(Exercise description)
Set down each entry exactly as given; pictures should not appear in the copy.

(Record excerpts)
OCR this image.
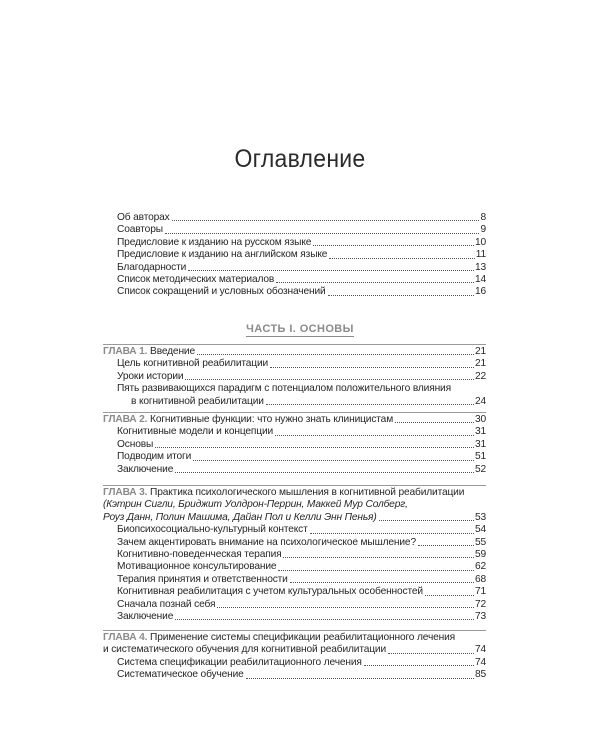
Оглавление
Об авторах	8
Соавторы	9
Предисловие к изданию на русском языке	10
Предисловие к изданию на английском языке	11
Благодарности	13
Список методических материалов	14
Список сокращений и условных обозначений	16
ЧАСТЬ I. ОСНОВЫ
ГЛАВА 1. Введение	21
Цель когнитивной реабилитации	21
Уроки истории	22
Пять развивающихся парадигм с потенциалом положительного влияния
в когнитивной реабилитации	24
ГЛАВА 2. Когнитивные функции: что нужно знать клиницистам	30
Когнитивные модели и концепции	31
Основы	31
Подводим итоги	51
Заключение	52
ГЛАВА 3. Практика психологического мышления в когнитивной реабилитации
(Кэтрин Сигли, Бриджит Уолдрон-Перрин, Маккей Мур Солберг,
Роуз Данн, Полин Машима, Дайан Пол и Келли Энн Пенья)	53
Биопсихосоциально-культурный контекст	54
Зачем акцентировать внимание на психологическое мышление?	55
Когнитивно-поведенческая терапия	59
Мотивационное консультирование	62
Терапия принятия и ответственности	68
Когнитивная реабилитация с учетом культуральных особенностей	71
Сначала познай себя	72
Заключение	73
ГЛАВА 4. Применение системы спецификации реабилитационного лечения
и систематического обучения для когнитивной реабилитации	74
Система спецификации реабилитационного лечения	74
Систематическое обучение	85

(Problem solution)
OCR this image.
Оглавление
Об авторах	8
Соавторы	9
Предисловие к изданию на русском языке	10
Предисловие к изданию на английском языке	11
Благодарности	13
Список методических материалов	14
Список сокращений и условных обозначений	16
ЧАСТЬ I. ОСНОВЫ
ГЛАВА 1. Введение	21
Цель когнитивной реабилитации	21
Уроки истории	22
Пять развивающихся парадигм с потенциалом положительного влияния
в когнитивной реабилитации	24
ГЛАВА 2. Когнитивные функции: что нужно знать клиницистам	30
Когнитивные модели и концепции	31
Основы	31
Подводим итоги	51
Заключение	52
ГЛАВА 3. Практика психологического мышления в когнитивной реабилитации
(Кэтрин Сигли, Бриджит Уолдрон-Перрин, Маккей Мур Солберг,
Роуз Данн, Полин Машима, Дайан Пол и Келли Энн Пенья)	53
Биопсихосоциально-культурный контекст	54
Зачем акцентировать внимание на психологическое мышление?	55
Когнитивно-поведенческая терапия	59
Мотивационное консультирование	62
Терапия принятия и ответственности	68
Когнитивная реабилитация с учетом культуральных особенностей	71
Сначала познай себя	72
Заключение	73
ГЛАВА 4. Применение системы спецификации реабилитационного лечения
и систематического обучения для когнитивной реабилитации	74
Система спецификации реабилитационного лечения	74
Систематическое обучение	85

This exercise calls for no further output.